GOAL:
Give back each entry unchanged, minus pictures.

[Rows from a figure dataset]
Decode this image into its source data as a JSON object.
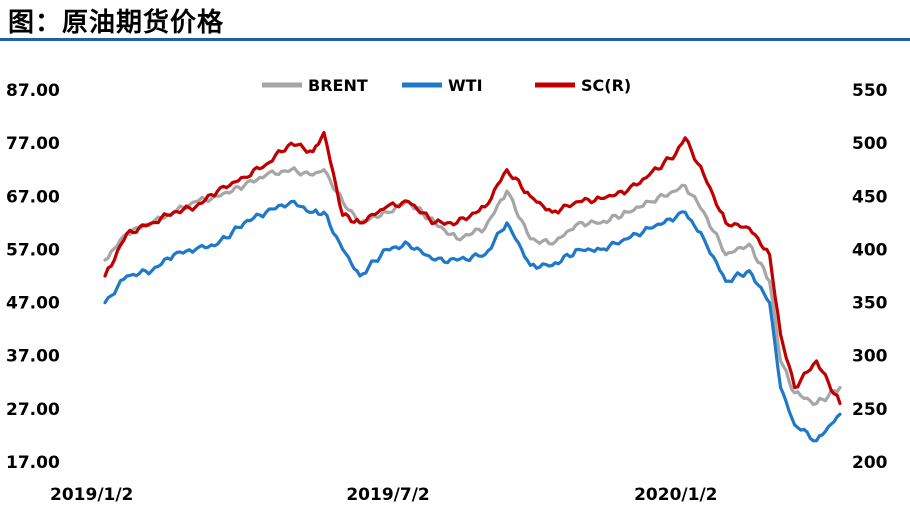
{
  "header": {
    "title": "图：原油期货价格"
  },
  "chart_data": {
    "type": "line",
    "title": "图：原油期货价格",
    "x_ticks": [
      "2019/1/2",
      "2019/7/2",
      "2020/1/2"
    ],
    "x_range": [
      "2019/1/2",
      "2020/4/16"
    ],
    "y_left": {
      "ticks": [
        "87.00",
        "77.00",
        "67.00",
        "57.00",
        "47.00",
        "37.00",
        "27.00",
        "17.00"
      ],
      "range": [
        17,
        87
      ]
    },
    "y_right": {
      "ticks": [
        "550",
        "500",
        "450",
        "400",
        "350",
        "300",
        "250",
        "200"
      ],
      "range": [
        200,
        550
      ]
    },
    "legend": [
      "BRENT",
      "WTI",
      "SC(R)"
    ],
    "legend_position": "top-center",
    "series": [
      {
        "name": "BRENT",
        "color": "#a6a6a6",
        "axis": "left",
        "x": [
          "2019/1/2",
          "2019/1/16",
          "2019/2/1",
          "2019/2/15",
          "2019/3/1",
          "2019/3/15",
          "2019/4/1",
          "2019/4/15",
          "2019/5/1",
          "2019/5/15",
          "2019/5/22",
          "2019/6/3",
          "2019/6/14",
          "2019/7/1",
          "2019/7/15",
          "2019/8/1",
          "2019/8/15",
          "2019/9/2",
          "2019/9/16",
          "2019/10/1",
          "2019/10/15",
          "2019/11/1",
          "2019/11/15",
          "2019/12/2",
          "2019/12/16",
          "2020/1/2",
          "2020/1/8",
          "2020/1/20",
          "2020/2/3",
          "2020/2/18",
          "2020/3/2",
          "2020/3/9",
          "2020/3/18",
          "2020/4/1",
          "2020/4/16"
        ],
        "y": [
          55,
          60,
          62,
          64,
          66,
          67,
          69,
          71,
          72,
          71,
          72,
          66,
          62,
          64,
          66,
          62,
          59,
          61,
          68,
          59,
          58,
          62,
          62,
          64,
          66,
          68,
          69,
          64,
          56,
          58,
          51,
          36,
          30,
          28,
          31
        ]
      },
      {
        "name": "WTI",
        "color": "#1f78c8",
        "axis": "left",
        "x": [
          "2019/1/2",
          "2019/1/16",
          "2019/2/1",
          "2019/2/15",
          "2019/3/1",
          "2019/3/15",
          "2019/4/1",
          "2019/4/15",
          "2019/5/1",
          "2019/5/15",
          "2019/5/22",
          "2019/6/3",
          "2019/6/14",
          "2019/7/1",
          "2019/7/15",
          "2019/8/1",
          "2019/8/15",
          "2019/9/2",
          "2019/9/16",
          "2019/10/1",
          "2019/10/15",
          "2019/11/1",
          "2019/11/15",
          "2019/12/2",
          "2019/12/16",
          "2020/1/2",
          "2020/1/8",
          "2020/1/20",
          "2020/2/3",
          "2020/2/18",
          "2020/3/2",
          "2020/3/9",
          "2020/3/18",
          "2020/4/1",
          "2020/4/16"
        ],
        "y": [
          47,
          52,
          53,
          56,
          57,
          58,
          62,
          64,
          66,
          64,
          64,
          57,
          52,
          57,
          58,
          55,
          55,
          56,
          62,
          54,
          54,
          57,
          57,
          59,
          61,
          63,
          64,
          59,
          51,
          53,
          47,
          31,
          24,
          21,
          26
        ]
      },
      {
        "name": "SC(R)",
        "color": "#c00000",
        "axis": "right",
        "x": [
          "2019/1/2",
          "2019/1/16",
          "2019/2/1",
          "2019/2/15",
          "2019/3/1",
          "2019/3/15",
          "2019/4/1",
          "2019/4/15",
          "2019/5/1",
          "2019/5/15",
          "2019/5/22",
          "2019/6/3",
          "2019/6/14",
          "2019/7/1",
          "2019/7/15",
          "2019/8/1",
          "2019/8/15",
          "2019/9/2",
          "2019/9/16",
          "2019/10/1",
          "2019/10/15",
          "2019/11/1",
          "2019/11/15",
          "2019/12/2",
          "2019/12/16",
          "2020/1/2",
          "2020/1/8",
          "2020/1/20",
          "2020/2/3",
          "2020/2/18",
          "2020/3/2",
          "2020/3/9",
          "2020/3/18",
          "2020/4/1",
          "2020/4/16"
        ],
        "y": [
          375,
          415,
          425,
          435,
          440,
          455,
          468,
          480,
          500,
          492,
          510,
          432,
          425,
          440,
          445,
          425,
          425,
          440,
          475,
          450,
          435,
          445,
          448,
          455,
          470,
          490,
          505,
          470,
          425,
          420,
          395,
          320,
          270,
          295,
          255
        ]
      }
    ]
  }
}
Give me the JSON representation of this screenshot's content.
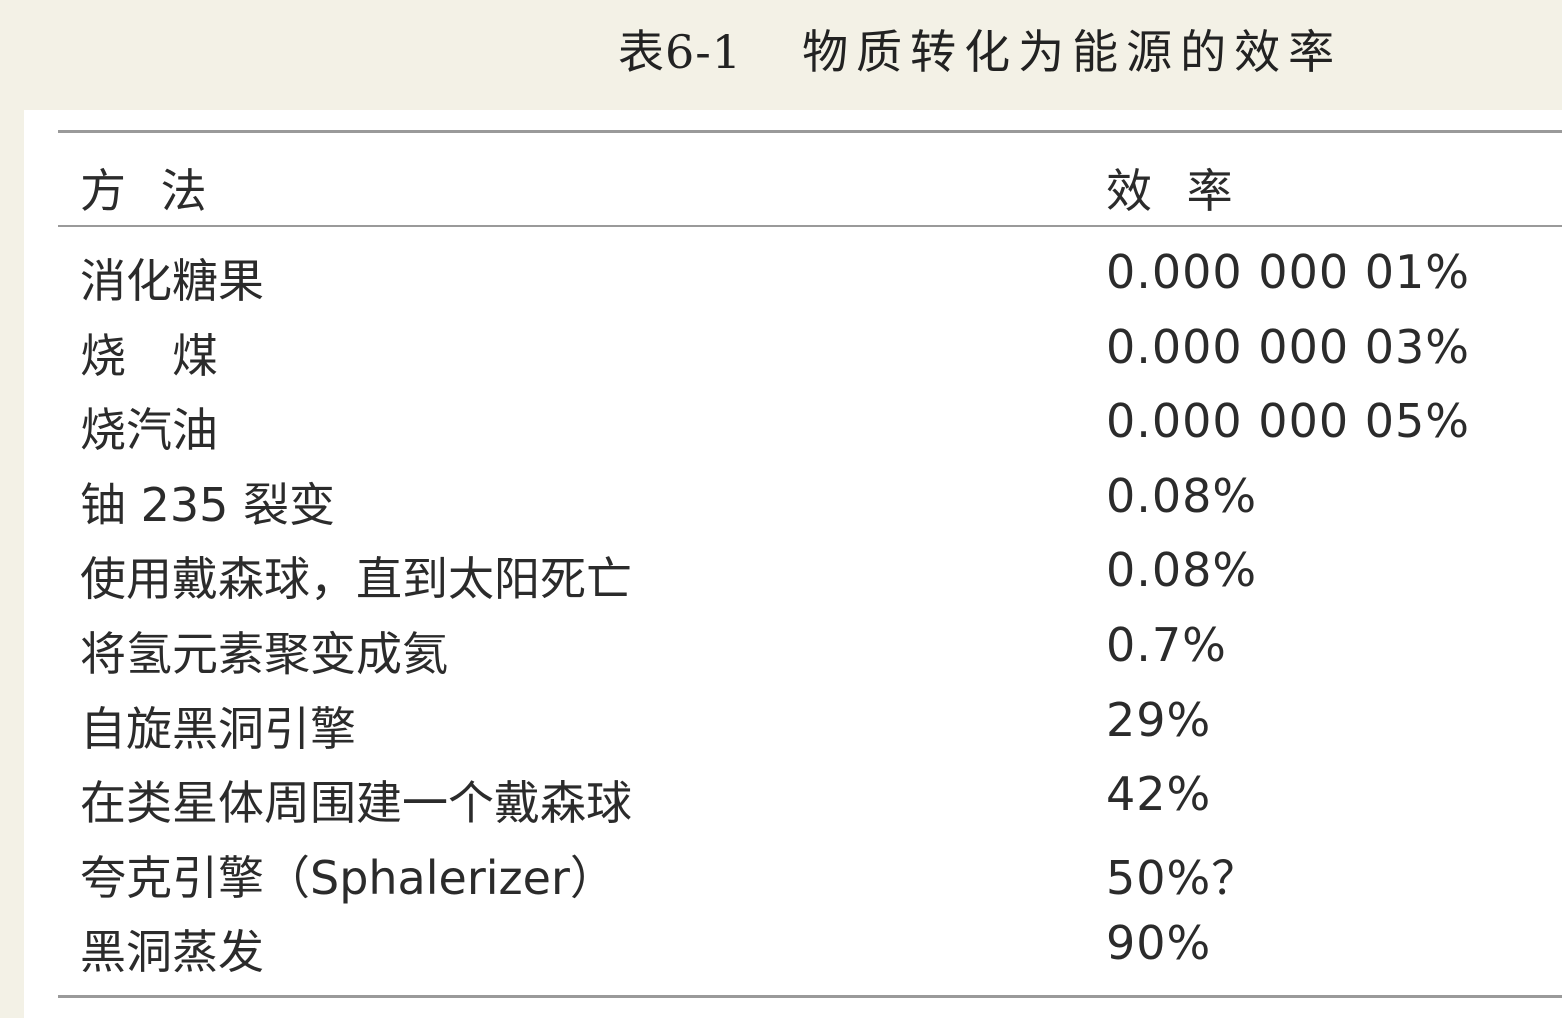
{
  "caption": {
    "number": "表6-1",
    "title": "物质转化为能源的效率"
  },
  "table": {
    "headers": {
      "method": "方 法",
      "efficiency": "效 率"
    },
    "rows": [
      {
        "method": "消化糖果",
        "efficiency": "0.000 000 01%"
      },
      {
        "method": "烧　煤",
        "efficiency": "0.000 000 03%"
      },
      {
        "method": "烧汽油",
        "efficiency": "0.000 000 05%"
      },
      {
        "method": "铀 235 裂变",
        "efficiency": "0.08%"
      },
      {
        "method": "使用戴森球，直到太阳死亡",
        "efficiency": "0.08%"
      },
      {
        "method": "将氢元素聚变成氦",
        "efficiency": "0.7%"
      },
      {
        "method": "自旋黑洞引擎",
        "efficiency": "29%"
      },
      {
        "method": "在类星体周围建一个戴森球",
        "efficiency": "42%"
      },
      {
        "method": "夸克引擎（Sphalerizer）",
        "efficiency": "50%？"
      },
      {
        "method": "黑洞蒸发",
        "efficiency": "90%"
      }
    ]
  }
}
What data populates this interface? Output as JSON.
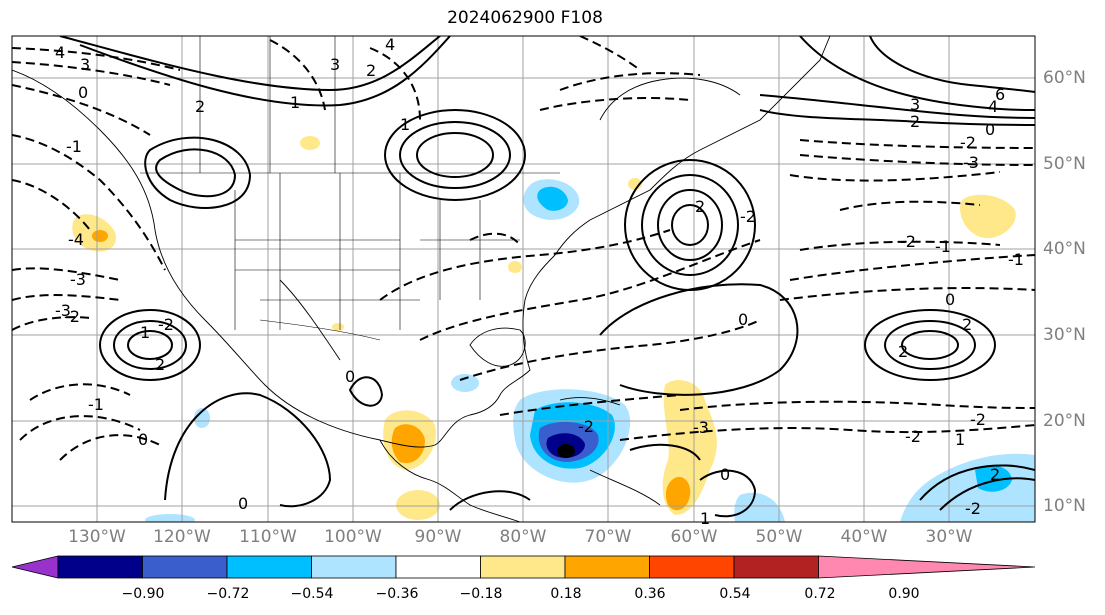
{
  "title": "2024062900 F108",
  "lat_labels": [
    "60°N",
    "50°N",
    "40°N",
    "30°N",
    "20°N",
    "10°N"
  ],
  "lon_labels": [
    "130°W",
    "120°W",
    "110°W",
    "100°W",
    "90°W",
    "80°W",
    "70°W",
    "60°W",
    "50°W",
    "40°W",
    "30°W"
  ],
  "colorbar": {
    "ticks": [
      "−0.90",
      "−0.72",
      "−0.54",
      "−0.36",
      "−0.18",
      "0.18",
      "0.36",
      "0.54",
      "0.72",
      "0.90"
    ],
    "colors": [
      "#9932cc",
      "#00008b",
      "#3a5fcd",
      "#00bfff",
      "#aee4ff",
      "#ffffff",
      "#ffe88a",
      "#ffa500",
      "#ff4500",
      "#b22222",
      "#ff88b0"
    ]
  },
  "contour_labels": [
    "4",
    "3",
    "2",
    "1",
    "0",
    "-1",
    "-2",
    "-3",
    "4",
    "3",
    "2",
    "1",
    "6",
    "4",
    "3",
    "2",
    "0",
    "-2",
    "-3",
    "-1",
    "-2",
    "-4",
    "-3",
    "-2",
    "2",
    "1",
    "0",
    "-1",
    "-2",
    "-3",
    "0",
    "-2",
    "1",
    "2",
    "2",
    "-2",
    "0",
    "-1",
    "-2",
    "2",
    "0",
    "1",
    "2",
    "-2",
    "0",
    "0"
  ]
}
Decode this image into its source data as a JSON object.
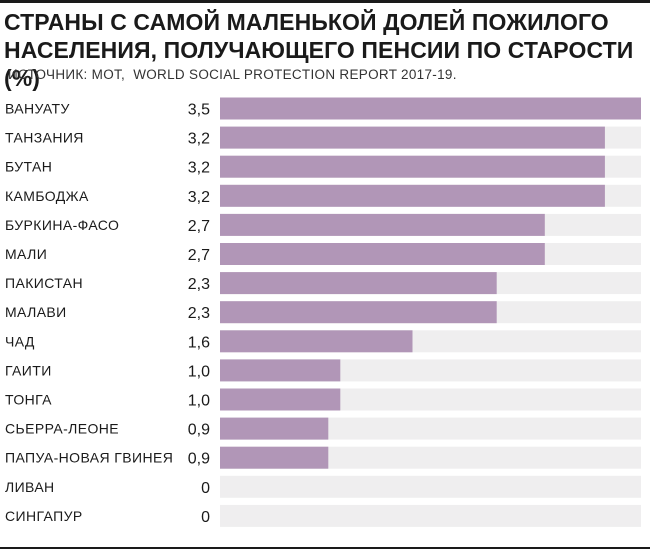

RESULT FOR THIS EXERCISE:
Decode this image into its source data as a JSON object.
{
  "header": {
    "title": "图：原油期货价格"
  },
  "chart_data": {
    "type": "line",
    "title": "图：原油期货价格",
    "x_ticks": [
      "2019/1/2",
      "2019/7/2",
      "2020/1/2"
    ],
    "x_range": [
      "2019/1/2",
      "2020/4/16"
    ],
    "y_left": {
      "ticks": [
        "87.00",
        "77.00",
        "67.00",
        "57.00",
        "47.00",
        "37.00",
        "27.00",
        "17.00"
      ],
      "range": [
        17,
        87
      ]
    },
    "y_right": {
      "ticks": [
        "550",
        "500",
        "450",
        "400",
        "350",
        "300",
        "250",
        "200"
      ],
      "range": [
        200,
        550
      ]
    },
    "legend": [
      "BRENT",
      "WTI",
      "SC(R)"
    ],
    "legend_position": "top-center",
    "series": [
      {
        "name": "BRENT",
        "color": "#a6a6a6",
        "axis": "left",
        "x": [
          "2019/1/2",
          "2019/1/16",
          "2019/2/1",
          "2019/2/15",
          "2019/3/1",
          "2019/3/15",
          "2019/4/1",
          "2019/4/15",
          "2019/5/1",
          "2019/5/15",
          "2019/5/22",
          "2019/6/3",
          "2019/6/14",
          "2019/7/1",
          "2019/7/15",
          "2019/8/1",
          "2019/8/15",
          "2019/9/2",
          "2019/9/16",
          "2019/10/1",
          "2019/10/15",
          "2019/11/1",
          "2019/11/15",
          "2019/12/2",
          "2019/12/16",
          "2020/1/2",
          "2020/1/8",
          "2020/1/20",
          "2020/2/3",
          "2020/2/18",
          "2020/3/2",
          "2020/3/9",
          "2020/3/18",
          "2020/4/1",
          "2020/4/16"
        ],
        "y": [
          55,
          60,
          62,
          64,
          66,
          67,
          69,
          71,
          72,
          71,
          72,
          66,
          62,
          64,
          66,
          62,
          59,
          61,
          68,
          59,
          58,
          62,
          62,
          64,
          66,
          68,
          69,
          64,
          56,
          58,
          51,
          36,
          30,
          28,
          31
        ]
      },
      {
        "name": "WTI",
        "color": "#1f78c8",
        "axis": "left",
        "x": [
          "2019/1/2",
          "2019/1/16",
          "2019/2/1",
          "2019/2/15",
          "2019/3/1",
          "2019/3/15",
          "2019/4/1",
          "2019/4/15",
          "2019/5/1",
          "2019/5/15",
          "2019/5/22",
          "2019/6/3",
          "2019/6/14",
          "2019/7/1",
          "2019/7/15",
          "2019/8/1",
          "2019/8/15",
          "2019/9/2",
          "2019/9/16",
          "2019/10/1",
          "2019/10/15",
          "2019/11/1",
          "2019/11/15",
          "2019/12/2",
          "2019/12/16",
          "2020/1/2",
          "2020/1/8",
          "2020/1/20",
          "2020/2/3",
          "2020/2/18",
          "2020/3/2",
          "2020/3/9",
          "2020/3/18",
          "2020/4/1",
          "2020/4/16"
        ],
        "y": [
          47,
          52,
          53,
          56,
          57,
          58,
          62,
          64,
          66,
          64,
          64,
          57,
          52,
          57,
          58,
          55,
          55,
          56,
          62,
          54,
          54,
          57,
          57,
          59,
          61,
          63,
          64,
          59,
          51,
          53,
          47,
          31,
          24,
          21,
          26
        ]
      },
      {
        "name": "SC(R)",
        "color": "#c00000",
        "axis": "right",
        "x": [
          "2019/1/2",
          "2019/1/16",
          "2019/2/1",
          "2019/2/15",
          "2019/3/1",
          "2019/3/15",
          "2019/4/1",
          "2019/4/15",
          "2019/5/1",
          "2019/5/15",
          "2019/5/22",
          "2019/6/3",
          "2019/6/14",
          "2019/7/1",
          "2019/7/15",
          "2019/8/1",
          "2019/8/15",
          "2019/9/2",
          "2019/9/16",
          "2019/10/1",
          "2019/10/15",
          "2019/11/1",
          "2019/11/15",
          "2019/12/2",
          "2019/12/16",
          "2020/1/2",
          "2020/1/8",
          "2020/1/20",
          "2020/2/3",
          "2020/2/18",
          "2020/3/2",
          "2020/3/9",
          "2020/3/18",
          "2020/4/1",
          "2020/4/16"
        ],
        "y": [
          375,
          415,
          425,
          435,
          440,
          455,
          468,
          480,
          500,
          492,
          510,
          432,
          425,
          440,
          445,
          425,
          425,
          440,
          475,
          450,
          435,
          445,
          448,
          455,
          470,
          490,
          505,
          470,
          425,
          420,
          395,
          320,
          270,
          295,
          255
        ]
      }
    ]
  }
}
Give me the JSON representation of this screenshot's content.
{
  "caption": {
    "number": "表6-1",
    "title": "物质转化为能源的效率"
  },
  "table": {
    "headers": {
      "method": "方 法",
      "efficiency": "效 率"
    },
    "rows": [
      {
        "method": "消化糖果",
        "efficiency": "0.000 000 01%"
      },
      {
        "method": "烧　煤",
        "efficiency": "0.000 000 03%"
      },
      {
        "method": "烧汽油",
        "efficiency": "0.000 000 05%"
      },
      {
        "method": "铀 235 裂变",
        "efficiency": "0.08%"
      },
      {
        "method": "使用戴森球，直到太阳死亡",
        "efficiency": "0.08%"
      },
      {
        "method": "将氢元素聚变成氦",
        "efficiency": "0.7%"
      },
      {
        "method": "自旋黑洞引擎",
        "efficiency": "29%"
      },
      {
        "method": "在类星体周围建一个戴森球",
        "efficiency": "42%"
      },
      {
        "method": "夸克引擎（Sphalerizer）",
        "efficiency": "50%？"
      },
      {
        "method": "黑洞蒸发",
        "efficiency": "90%"
      }
    ]
  }
}
What data populates this interface? Output as JSON.
{
  "title": "2024062900 F108",
  "lat_labels": [
    "60°N",
    "50°N",
    "40°N",
    "30°N",
    "20°N",
    "10°N"
  ],
  "lon_labels": [
    "130°W",
    "120°W",
    "110°W",
    "100°W",
    "90°W",
    "80°W",
    "70°W",
    "60°W",
    "50°W",
    "40°W",
    "30°W"
  ],
  "colorbar": {
    "ticks": [
      "−0.90",
      "−0.72",
      "−0.54",
      "−0.36",
      "−0.18",
      "0.18",
      "0.36",
      "0.54",
      "0.72",
      "0.90"
    ],
    "colors": [
      "#9932cc",
      "#00008b",
      "#3a5fcd",
      "#00bfff",
      "#aee4ff",
      "#ffffff",
      "#ffe88a",
      "#ffa500",
      "#ff4500",
      "#b22222",
      "#ff88b0"
    ]
  },
  "contour_labels": [
    "4",
    "3",
    "2",
    "1",
    "0",
    "-1",
    "-2",
    "-3",
    "4",
    "3",
    "2",
    "1",
    "6",
    "4",
    "3",
    "2",
    "0",
    "-2",
    "-3",
    "-1",
    "-2",
    "-4",
    "-3",
    "-2",
    "2",
    "1",
    "0",
    "-1",
    "-2",
    "-3",
    "0",
    "-2",
    "1",
    "2",
    "2",
    "-2",
    "0",
    "-1",
    "-2",
    "2",
    "0",
    "1",
    "2",
    "-2",
    "0",
    "0"
  ]
}
Decode this image into its source data as a JSON object.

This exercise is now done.